** start of Information supplied **
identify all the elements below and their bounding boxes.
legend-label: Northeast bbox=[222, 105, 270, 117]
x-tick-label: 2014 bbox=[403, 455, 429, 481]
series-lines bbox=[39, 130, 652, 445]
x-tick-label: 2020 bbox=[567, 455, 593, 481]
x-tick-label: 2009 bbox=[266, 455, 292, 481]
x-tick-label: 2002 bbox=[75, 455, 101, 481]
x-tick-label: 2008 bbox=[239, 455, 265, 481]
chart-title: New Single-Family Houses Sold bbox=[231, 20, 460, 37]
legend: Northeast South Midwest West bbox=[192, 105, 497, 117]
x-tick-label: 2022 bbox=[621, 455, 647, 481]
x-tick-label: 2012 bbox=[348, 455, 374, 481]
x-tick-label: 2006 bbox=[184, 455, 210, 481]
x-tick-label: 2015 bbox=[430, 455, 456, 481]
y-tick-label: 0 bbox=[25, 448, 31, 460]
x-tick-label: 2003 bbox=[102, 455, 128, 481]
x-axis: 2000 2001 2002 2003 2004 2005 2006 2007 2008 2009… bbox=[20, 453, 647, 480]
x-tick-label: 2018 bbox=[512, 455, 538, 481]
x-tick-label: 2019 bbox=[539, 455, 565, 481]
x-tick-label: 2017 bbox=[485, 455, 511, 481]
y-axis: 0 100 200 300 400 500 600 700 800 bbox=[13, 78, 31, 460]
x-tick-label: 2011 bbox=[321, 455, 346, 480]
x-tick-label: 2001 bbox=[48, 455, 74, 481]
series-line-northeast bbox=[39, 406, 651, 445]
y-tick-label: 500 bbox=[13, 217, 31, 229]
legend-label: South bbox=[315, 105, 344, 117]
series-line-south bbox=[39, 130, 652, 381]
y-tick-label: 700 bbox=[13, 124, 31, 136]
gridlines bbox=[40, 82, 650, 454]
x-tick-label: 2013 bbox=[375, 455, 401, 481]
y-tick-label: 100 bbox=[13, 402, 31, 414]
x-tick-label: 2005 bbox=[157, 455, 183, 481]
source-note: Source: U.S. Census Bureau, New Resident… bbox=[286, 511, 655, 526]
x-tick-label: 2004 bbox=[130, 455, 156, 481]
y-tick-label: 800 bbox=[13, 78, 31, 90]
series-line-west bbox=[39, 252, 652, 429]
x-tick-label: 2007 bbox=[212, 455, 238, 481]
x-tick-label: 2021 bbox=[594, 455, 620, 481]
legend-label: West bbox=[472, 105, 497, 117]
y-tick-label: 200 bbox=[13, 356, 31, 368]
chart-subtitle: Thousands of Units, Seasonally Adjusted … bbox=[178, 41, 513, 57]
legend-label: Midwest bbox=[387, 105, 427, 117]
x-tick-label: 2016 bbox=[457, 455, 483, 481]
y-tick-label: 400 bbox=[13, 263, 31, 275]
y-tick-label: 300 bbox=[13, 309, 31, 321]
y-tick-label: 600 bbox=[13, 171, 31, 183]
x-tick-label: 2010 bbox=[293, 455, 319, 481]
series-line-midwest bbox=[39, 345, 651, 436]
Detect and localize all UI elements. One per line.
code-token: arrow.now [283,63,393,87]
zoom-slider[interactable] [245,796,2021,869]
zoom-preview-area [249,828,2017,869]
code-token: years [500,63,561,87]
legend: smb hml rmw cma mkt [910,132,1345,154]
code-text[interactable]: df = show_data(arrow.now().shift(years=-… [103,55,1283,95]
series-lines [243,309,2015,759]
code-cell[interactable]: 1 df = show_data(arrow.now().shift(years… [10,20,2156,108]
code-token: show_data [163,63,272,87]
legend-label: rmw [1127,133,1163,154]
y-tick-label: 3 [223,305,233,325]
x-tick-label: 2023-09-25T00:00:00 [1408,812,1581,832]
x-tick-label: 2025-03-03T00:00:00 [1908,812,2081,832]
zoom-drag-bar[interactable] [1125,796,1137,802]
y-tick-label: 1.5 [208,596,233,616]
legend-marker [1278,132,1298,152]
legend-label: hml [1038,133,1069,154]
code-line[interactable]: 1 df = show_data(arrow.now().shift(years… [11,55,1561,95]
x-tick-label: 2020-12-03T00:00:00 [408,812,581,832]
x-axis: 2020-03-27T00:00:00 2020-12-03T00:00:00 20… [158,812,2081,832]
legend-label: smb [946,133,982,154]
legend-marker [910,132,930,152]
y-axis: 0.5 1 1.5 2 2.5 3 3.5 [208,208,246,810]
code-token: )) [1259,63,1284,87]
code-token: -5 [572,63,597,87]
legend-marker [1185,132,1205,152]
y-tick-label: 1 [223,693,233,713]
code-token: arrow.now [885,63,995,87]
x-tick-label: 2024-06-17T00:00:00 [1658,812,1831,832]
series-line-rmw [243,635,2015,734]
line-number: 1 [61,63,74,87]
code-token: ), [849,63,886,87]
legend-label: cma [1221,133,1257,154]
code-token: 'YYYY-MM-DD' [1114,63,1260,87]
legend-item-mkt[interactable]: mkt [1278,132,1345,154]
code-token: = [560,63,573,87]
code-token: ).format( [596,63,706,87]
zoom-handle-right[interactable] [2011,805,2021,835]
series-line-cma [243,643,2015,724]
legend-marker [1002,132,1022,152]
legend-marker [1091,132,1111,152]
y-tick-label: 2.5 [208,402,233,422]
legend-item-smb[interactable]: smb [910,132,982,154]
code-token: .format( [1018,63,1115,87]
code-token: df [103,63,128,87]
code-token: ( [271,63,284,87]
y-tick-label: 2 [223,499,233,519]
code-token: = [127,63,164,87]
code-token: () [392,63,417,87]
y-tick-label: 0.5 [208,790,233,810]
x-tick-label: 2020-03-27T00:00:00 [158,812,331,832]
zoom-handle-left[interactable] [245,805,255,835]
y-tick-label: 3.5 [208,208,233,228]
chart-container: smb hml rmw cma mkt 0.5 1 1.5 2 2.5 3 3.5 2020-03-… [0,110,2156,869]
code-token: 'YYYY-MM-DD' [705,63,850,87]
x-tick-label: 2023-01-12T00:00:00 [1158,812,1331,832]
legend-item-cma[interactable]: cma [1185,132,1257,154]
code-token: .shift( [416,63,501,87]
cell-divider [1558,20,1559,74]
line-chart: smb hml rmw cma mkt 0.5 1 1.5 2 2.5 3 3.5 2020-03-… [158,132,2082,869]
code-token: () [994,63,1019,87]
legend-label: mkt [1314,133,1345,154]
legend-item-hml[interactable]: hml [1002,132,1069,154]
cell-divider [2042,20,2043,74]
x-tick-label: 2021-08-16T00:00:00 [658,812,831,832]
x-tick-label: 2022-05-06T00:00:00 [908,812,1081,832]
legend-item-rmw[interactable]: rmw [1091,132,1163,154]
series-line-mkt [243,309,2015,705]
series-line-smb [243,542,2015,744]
** end of Information supplied **
Written instruction
Could you return every one of the rows above word for word, with nothing changed?

Final result
identify all the elements below and their bounding boxes.
legend-label: Northeast bbox=[222, 105, 270, 117]
x-tick-label: 2014 bbox=[403, 455, 429, 481]
series-lines bbox=[39, 130, 652, 445]
x-tick-label: 2020 bbox=[567, 455, 593, 481]
x-tick-label: 2009 bbox=[266, 455, 292, 481]
x-tick-label: 2002 bbox=[75, 455, 101, 481]
x-tick-label: 2008 bbox=[239, 455, 265, 481]
chart-title: New Single-Family Houses Sold bbox=[231, 20, 460, 37]
legend: Northeast South Midwest West bbox=[192, 105, 497, 117]
x-tick-label: 2022 bbox=[621, 455, 647, 481]
x-tick-label: 2012 bbox=[348, 455, 374, 481]
x-tick-label: 2006 bbox=[184, 455, 210, 481]
x-tick-label: 2015 bbox=[430, 455, 456, 481]
y-tick-label: 0 bbox=[25, 448, 31, 460]
x-tick-label: 2003 bbox=[102, 455, 128, 481]
x-axis: 2000 2001 2002 2003 2004 2005 2006 2007 2008 2009… bbox=[20, 453, 647, 480]
x-tick-label: 2018 bbox=[512, 455, 538, 481]
x-tick-label: 2019 bbox=[539, 455, 565, 481]
x-tick-label: 2017 bbox=[485, 455, 511, 481]
y-axis: 0 100 200 300 400 500 600 700 800 bbox=[13, 78, 31, 460]
x-tick-label: 2011 bbox=[321, 455, 346, 480]
x-tick-label: 2001 bbox=[48, 455, 74, 481]
series-line-northeast bbox=[39, 406, 651, 445]
y-tick-label: 500 bbox=[13, 217, 31, 229]
legend-label: South bbox=[315, 105, 344, 117]
series-line-south bbox=[39, 130, 652, 381]
y-tick-label: 700 bbox=[13, 124, 31, 136]
gridlines bbox=[40, 82, 650, 454]
x-tick-label: 2013 bbox=[375, 455, 401, 481]
y-tick-label: 100 bbox=[13, 402, 31, 414]
x-tick-label: 2005 bbox=[157, 455, 183, 481]
source-note: Source: U.S. Census Bureau, New Resident… bbox=[286, 511, 655, 526]
x-tick-label: 2004 bbox=[130, 455, 156, 481]
y-tick-label: 800 bbox=[13, 78, 31, 90]
series-line-west bbox=[39, 252, 652, 429]
x-tick-label: 2007 bbox=[212, 455, 238, 481]
x-tick-label: 2021 bbox=[594, 455, 620, 481]
legend-label: West bbox=[472, 105, 497, 117]
y-tick-label: 200 bbox=[13, 356, 31, 368]
chart-subtitle: Thousands of Units, Seasonally Adjusted … bbox=[178, 41, 513, 57]
legend-label: Midwest bbox=[387, 105, 427, 117]
x-tick-label: 2016 bbox=[457, 455, 483, 481]
y-tick-label: 400 bbox=[13, 263, 31, 275]
y-tick-label: 300 bbox=[13, 309, 31, 321]
y-tick-label: 600 bbox=[13, 171, 31, 183]
x-tick-label: 2010 bbox=[293, 455, 319, 481]
series-line-midwest bbox=[39, 345, 651, 436]
Detect and localize all UI elements. One per line.
code-token: arrow.now [283,63,393,87]
zoom-slider[interactable] [245,796,2021,869]
zoom-preview-area [249,828,2017,869]
code-token: years [500,63,561,87]
legend: smb hml rmw cma mkt [910,132,1345,154]
code-text[interactable]: df = show_data(arrow.now().shift(years=-… [103,55,1283,95]
series-lines [243,309,2015,759]
code-cell[interactable]: 1 df = show_data(arrow.now().shift(years… [10,20,2156,108]
code-token: show_data [163,63,272,87]
legend-label: rmw [1127,133,1163,154]
y-tick-label: 3 [223,305,233,325]
x-tick-label: 2023-09-25T00:00:00 [1408,812,1581,832]
x-tick-label: 2025-03-03T00:00:00 [1908,812,2081,832]
zoom-drag-bar[interactable] [1125,796,1137,802]
y-tick-label: 1.5 [208,596,233,616]
legend-marker [1278,132,1298,152]
legend-label: hml [1038,133,1069,154]
code-line[interactable]: 1 df = show_data(arrow.now().shift(years… [11,55,1561,95]
x-tick-label: 2020-12-03T00:00:00 [408,812,581,832]
x-axis: 2020-03-27T00:00:00 2020-12-03T00:00:00 20… [158,812,2081,832]
legend-label: smb [946,133,982,154]
legend-marker [910,132,930,152]
y-axis: 0.5 1 1.5 2 2.5 3 3.5 [208,208,246,810]
code-token: )) [1259,63,1284,87]
code-token: -5 [572,63,597,87]
legend-marker [1185,132,1205,152]
y-tick-label: 1 [223,693,233,713]
code-token: arrow.now [885,63,995,87]
x-tick-label: 2024-06-17T00:00:00 [1658,812,1831,832]
series-line-rmw [243,635,2015,734]
line-number: 1 [61,63,74,87]
code-token: ), [849,63,886,87]
legend-label: cma [1221,133,1257,154]
code-token: 'YYYY-MM-DD' [1114,63,1260,87]
legend-item-mkt[interactable]: mkt [1278,132,1345,154]
code-token: = [560,63,573,87]
code-token: ).format( [596,63,706,87]
zoom-handle-right[interactable] [2011,805,2021,835]
series-line-cma [243,643,2015,724]
legend-marker [1002,132,1022,152]
legend-marker [1091,132,1111,152]
y-tick-label: 2.5 [208,402,233,422]
legend-item-smb[interactable]: smb [910,132,982,154]
code-token: .format( [1018,63,1115,87]
code-token: df [103,63,128,87]
code-token: ( [271,63,284,87]
y-tick-label: 2 [223,499,233,519]
code-token: = [127,63,164,87]
code-token: () [392,63,417,87]
y-tick-label: 0.5 [208,790,233,810]
x-tick-label: 2020-03-27T00:00:00 [158,812,331,832]
zoom-handle-left[interactable] [245,805,255,835]
y-tick-label: 3.5 [208,208,233,228]
chart-container: smb hml rmw cma mkt 0.5 1 1.5 2 2.5 3 3.5 2020-03-… [0,110,2156,869]
code-token: 'YYYY-MM-DD' [705,63,850,87]
x-tick-label: 2023-01-12T00:00:00 [1158,812,1331,832]
legend-item-cma[interactable]: cma [1185,132,1257,154]
code-token: .shift( [416,63,501,87]
cell-divider [1558,20,1559,74]
line-chart: smb hml rmw cma mkt 0.5 1 1.5 2 2.5 3 3.5 2020-03-… [158,132,2082,869]
code-token: () [994,63,1019,87]
legend-label: mkt [1314,133,1345,154]
legend-item-hml[interactable]: hml [1002,132,1069,154]
cell-divider [2042,20,2043,74]
x-tick-label: 2021-08-16T00:00:00 [658,812,831,832]
x-tick-label: 2022-05-06T00:00:00 [908,812,1081,832]
legend-item-rmw[interactable]: rmw [1091,132,1163,154]
series-line-mkt [243,309,2015,705]
series-line-smb [243,542,2015,744]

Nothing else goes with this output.